MATERIALS PROVIDED:
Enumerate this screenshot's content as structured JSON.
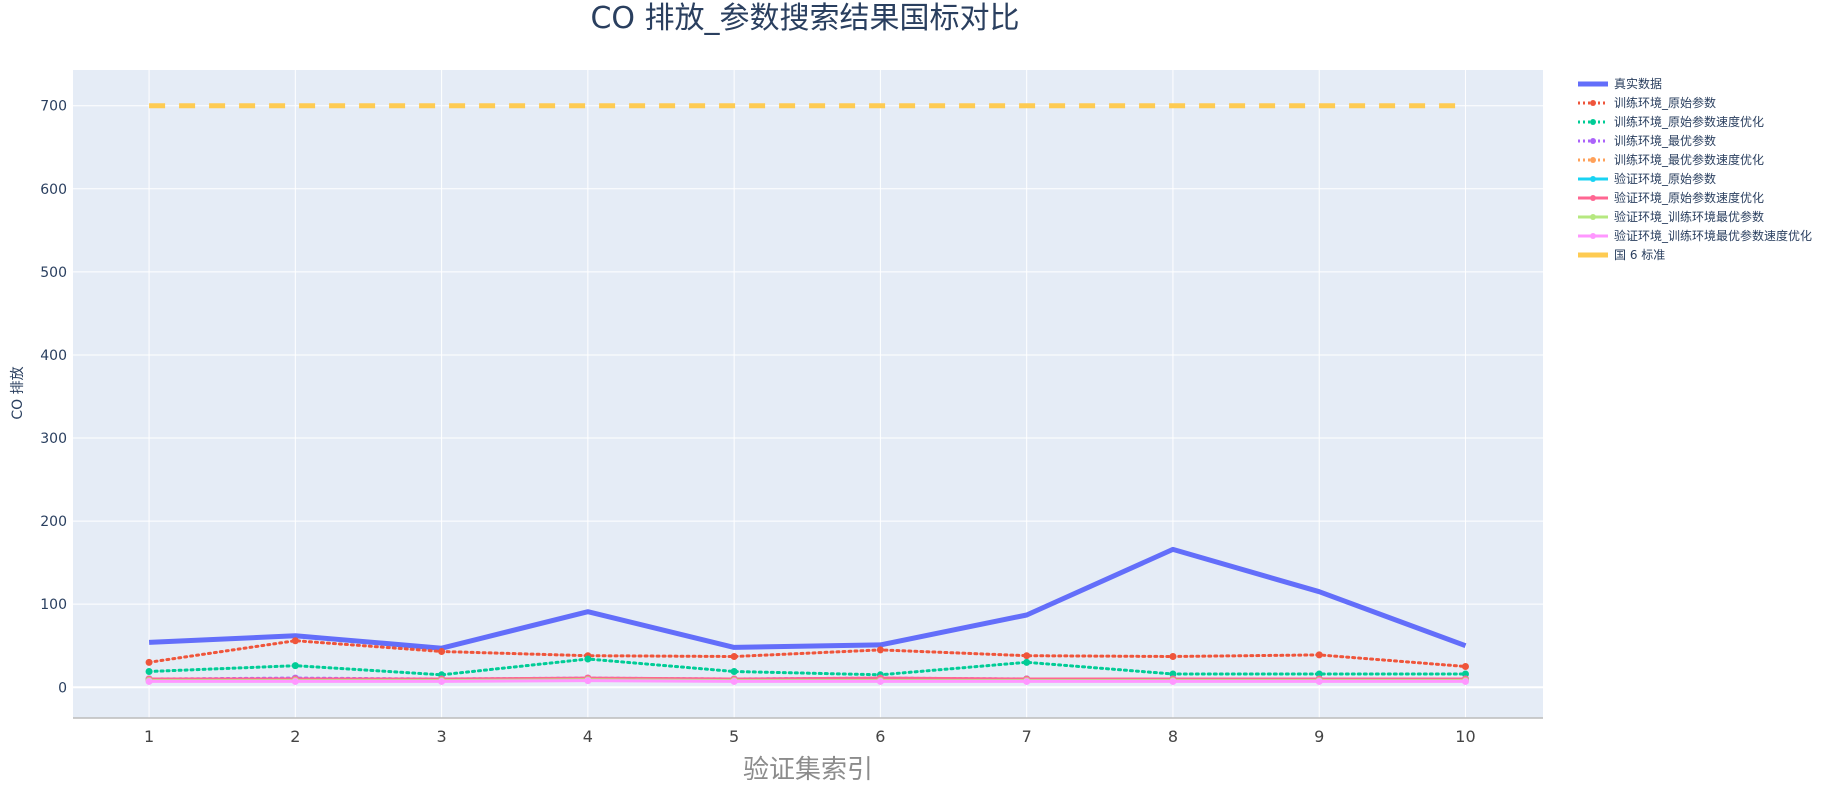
{
  "chart_data": {
    "type": "line",
    "title": "CO 排放_参数搜索结果国标对比",
    "xlabel": "验证集索引",
    "ylabel": "CO 排放",
    "x": [
      1,
      2,
      3,
      4,
      5,
      6,
      7,
      8,
      9,
      10
    ],
    "x_ticks": [
      "1",
      "2",
      "3",
      "4",
      "5",
      "6",
      "7",
      "8",
      "9",
      "10"
    ],
    "xlim": [
      0.48,
      10.53
    ],
    "y_ticks": [
      0,
      100,
      200,
      300,
      400,
      500,
      600,
      700
    ],
    "ylim": [
      -37,
      743
    ],
    "grid": true,
    "legend_position": "right",
    "background": "#e5ecf6",
    "series": [
      {
        "name": "真实数据",
        "color": "#636efa",
        "style": "solid",
        "width": 5,
        "markers": false,
        "values": [
          54,
          62,
          47,
          91,
          48,
          51,
          87,
          166,
          115,
          50
        ]
      },
      {
        "name": "训练环境_原始参数",
        "color": "#ef553b",
        "style": "dotted",
        "width": 3,
        "markers": true,
        "values": [
          30,
          56,
          43,
          38,
          37,
          45,
          38,
          37,
          39,
          25
        ]
      },
      {
        "name": "训练环境_原始参数速度优化",
        "color": "#00cc96",
        "style": "dotted",
        "width": 3,
        "markers": true,
        "values": [
          19,
          26,
          15,
          34,
          19,
          15,
          30,
          16,
          16,
          16
        ]
      },
      {
        "name": "训练环境_最优参数",
        "color": "#ab63fa",
        "style": "dotted",
        "width": 3,
        "markers": true,
        "values": [
          10,
          11,
          10,
          11,
          10,
          11,
          10,
          10,
          10,
          10
        ]
      },
      {
        "name": "训练环境_最优参数速度优化",
        "color": "#ffa15a",
        "style": "dotted",
        "width": 3,
        "markers": true,
        "values": [
          9,
          10,
          9,
          10,
          9,
          10,
          9,
          9,
          9,
          9
        ]
      },
      {
        "name": "验证环境_原始参数",
        "color": "#19d3f3",
        "style": "solid",
        "width": 3,
        "markers": true,
        "values": [
          10,
          10,
          10,
          10,
          10,
          10,
          10,
          10,
          10,
          10
        ]
      },
      {
        "name": "验证环境_原始参数速度优化",
        "color": "#ff6692",
        "style": "solid",
        "width": 3,
        "markers": true,
        "values": [
          10,
          10,
          10,
          11,
          10,
          11,
          10,
          10,
          10,
          10
        ]
      },
      {
        "name": "验证环境_训练环境最优参数",
        "color": "#b6e880",
        "style": "solid",
        "width": 3,
        "markers": true,
        "values": [
          8,
          8,
          8,
          9,
          8,
          8,
          8,
          8,
          8,
          8
        ]
      },
      {
        "name": "验证环境_训练环境最优参数速度优化",
        "color": "#ff97ff",
        "style": "solid",
        "width": 3,
        "markers": true,
        "values": [
          7,
          7,
          7,
          8,
          7,
          7,
          7,
          7,
          7,
          7
        ]
      },
      {
        "name": "国 6 标准",
        "color": "#fecb52",
        "style": "dashed",
        "width": 5,
        "markers": false,
        "values": [
          700,
          700,
          700,
          700,
          700,
          700,
          700,
          700,
          700,
          700
        ]
      }
    ]
  }
}
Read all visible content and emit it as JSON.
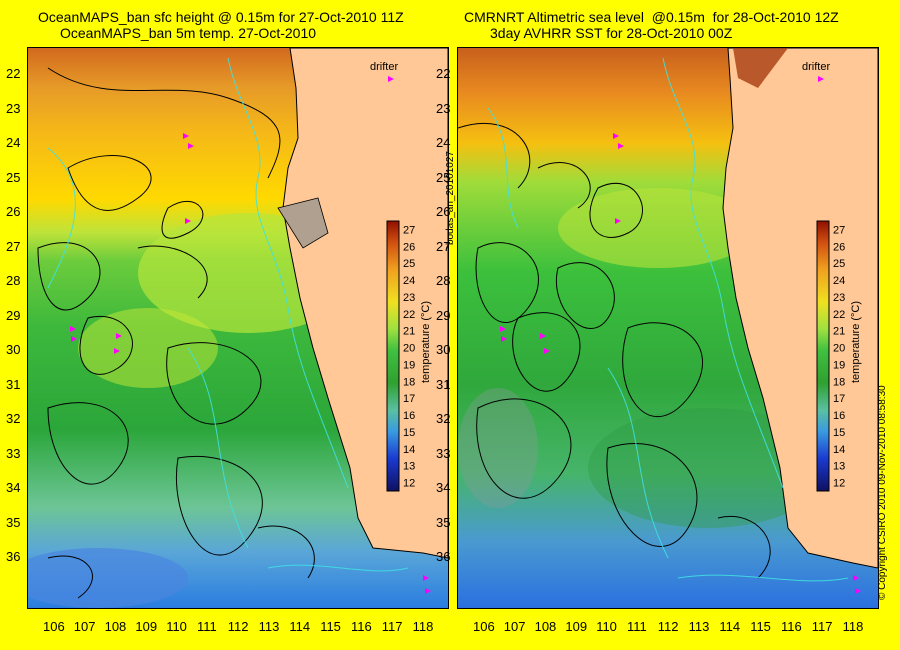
{
  "titles": {
    "left_line1": "OceanMAPS_ban sfc height @ 0.15m for 27-Oct-2010 11Z",
    "left_line2": "OceanMAPS_ban 5m temp. 27-Oct-2010",
    "right_line1": "CMRNRT Altimetric sea level  @0.15m  for 28-Oct-2010 12Z",
    "right_line2": "3day AVHRR SST for 28-Oct-2010 00Z"
  },
  "side_labels": {
    "bodas": "bodas_an_20101027",
    "copyright": "© Copyright CSIRO 2010   09-Nov-2010 08:58:30"
  },
  "drifter_label": "drifter",
  "colorbar": {
    "title": "temperature (°C)",
    "ticks": [
      "12",
      "13",
      "14",
      "15",
      "16",
      "17",
      "18",
      "19",
      "20",
      "21",
      "22",
      "23",
      "24",
      "25",
      "26",
      "27"
    ]
  },
  "axes": {
    "lat_labels": [
      "22",
      "23",
      "24",
      "25",
      "26",
      "27",
      "28",
      "29",
      "30",
      "31",
      "32",
      "33",
      "34",
      "35",
      "36"
    ],
    "lon_labels": [
      "106",
      "107",
      "108",
      "109",
      "110",
      "111",
      "112",
      "113",
      "114",
      "115",
      "116",
      "117",
      "118"
    ]
  },
  "colors": {
    "background": "#ffff00",
    "land": "#ffc896"
  }
}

TASK BRIEF:
Copy each line of the records precisely and drop any images they hold.

EXERCISE RESPONSE:
Enumerate this screenshot's content as structured JSON.
{
  "chart_data": {
    "type": "line",
    "title": "CO 排放_参数搜索结果国标对比",
    "xlabel": "验证集索引",
    "ylabel": "CO 排放",
    "x": [
      1,
      2,
      3,
      4,
      5,
      6,
      7,
      8,
      9,
      10
    ],
    "x_ticks": [
      "1",
      "2",
      "3",
      "4",
      "5",
      "6",
      "7",
      "8",
      "9",
      "10"
    ],
    "xlim": [
      0.48,
      10.53
    ],
    "y_ticks": [
      0,
      100,
      200,
      300,
      400,
      500,
      600,
      700
    ],
    "ylim": [
      -37,
      743
    ],
    "grid": true,
    "legend_position": "right",
    "background": "#e5ecf6",
    "series": [
      {
        "name": "真实数据",
        "color": "#636efa",
        "style": "solid",
        "width": 5,
        "markers": false,
        "values": [
          54,
          62,
          47,
          91,
          48,
          51,
          87,
          166,
          115,
          50
        ]
      },
      {
        "name": "训练环境_原始参数",
        "color": "#ef553b",
        "style": "dotted",
        "width": 3,
        "markers": true,
        "values": [
          30,
          56,
          43,
          38,
          37,
          45,
          38,
          37,
          39,
          25
        ]
      },
      {
        "name": "训练环境_原始参数速度优化",
        "color": "#00cc96",
        "style": "dotted",
        "width": 3,
        "markers": true,
        "values": [
          19,
          26,
          15,
          34,
          19,
          15,
          30,
          16,
          16,
          16
        ]
      },
      {
        "name": "训练环境_最优参数",
        "color": "#ab63fa",
        "style": "dotted",
        "width": 3,
        "markers": true,
        "values": [
          10,
          11,
          10,
          11,
          10,
          11,
          10,
          10,
          10,
          10
        ]
      },
      {
        "name": "训练环境_最优参数速度优化",
        "color": "#ffa15a",
        "style": "dotted",
        "width": 3,
        "markers": true,
        "values": [
          9,
          10,
          9,
          10,
          9,
          10,
          9,
          9,
          9,
          9
        ]
      },
      {
        "name": "验证环境_原始参数",
        "color": "#19d3f3",
        "style": "solid",
        "width": 3,
        "markers": true,
        "values": [
          10,
          10,
          10,
          10,
          10,
          10,
          10,
          10,
          10,
          10
        ]
      },
      {
        "name": "验证环境_原始参数速度优化",
        "color": "#ff6692",
        "style": "solid",
        "width": 3,
        "markers": true,
        "values": [
          10,
          10,
          10,
          11,
          10,
          11,
          10,
          10,
          10,
          10
        ]
      },
      {
        "name": "验证环境_训练环境最优参数",
        "color": "#b6e880",
        "style": "solid",
        "width": 3,
        "markers": true,
        "values": [
          8,
          8,
          8,
          9,
          8,
          8,
          8,
          8,
          8,
          8
        ]
      },
      {
        "name": "验证环境_训练环境最优参数速度优化",
        "color": "#ff97ff",
        "style": "solid",
        "width": 3,
        "markers": true,
        "values": [
          7,
          7,
          7,
          8,
          7,
          7,
          7,
          7,
          7,
          7
        ]
      },
      {
        "name": "国 6 标准",
        "color": "#fecb52",
        "style": "dashed",
        "width": 5,
        "markers": false,
        "values": [
          700,
          700,
          700,
          700,
          700,
          700,
          700,
          700,
          700,
          700
        ]
      }
    ]
  }
}
Read all visible content and emit it as JSON.
{
  "titles": {
    "left_line1": "OceanMAPS_ban sfc height @ 0.15m for 27-Oct-2010 11Z",
    "left_line2": "OceanMAPS_ban 5m temp. 27-Oct-2010",
    "right_line1": "CMRNRT Altimetric sea level  @0.15m  for 28-Oct-2010 12Z",
    "right_line2": "3day AVHRR SST for 28-Oct-2010 00Z"
  },
  "side_labels": {
    "bodas": "bodas_an_20101027",
    "copyright": "© Copyright CSIRO 2010   09-Nov-2010 08:58:30"
  },
  "drifter_label": "drifter",
  "colorbar": {
    "title": "temperature (°C)",
    "ticks": [
      "12",
      "13",
      "14",
      "15",
      "16",
      "17",
      "18",
      "19",
      "20",
      "21",
      "22",
      "23",
      "24",
      "25",
      "26",
      "27"
    ]
  },
  "axes": {
    "lat_labels": [
      "22",
      "23",
      "24",
      "25",
      "26",
      "27",
      "28",
      "29",
      "30",
      "31",
      "32",
      "33",
      "34",
      "35",
      "36"
    ],
    "lon_labels": [
      "106",
      "107",
      "108",
      "109",
      "110",
      "111",
      "112",
      "113",
      "114",
      "115",
      "116",
      "117",
      "118"
    ]
  },
  "colors": {
    "background": "#ffff00",
    "land": "#ffc896"
  }
}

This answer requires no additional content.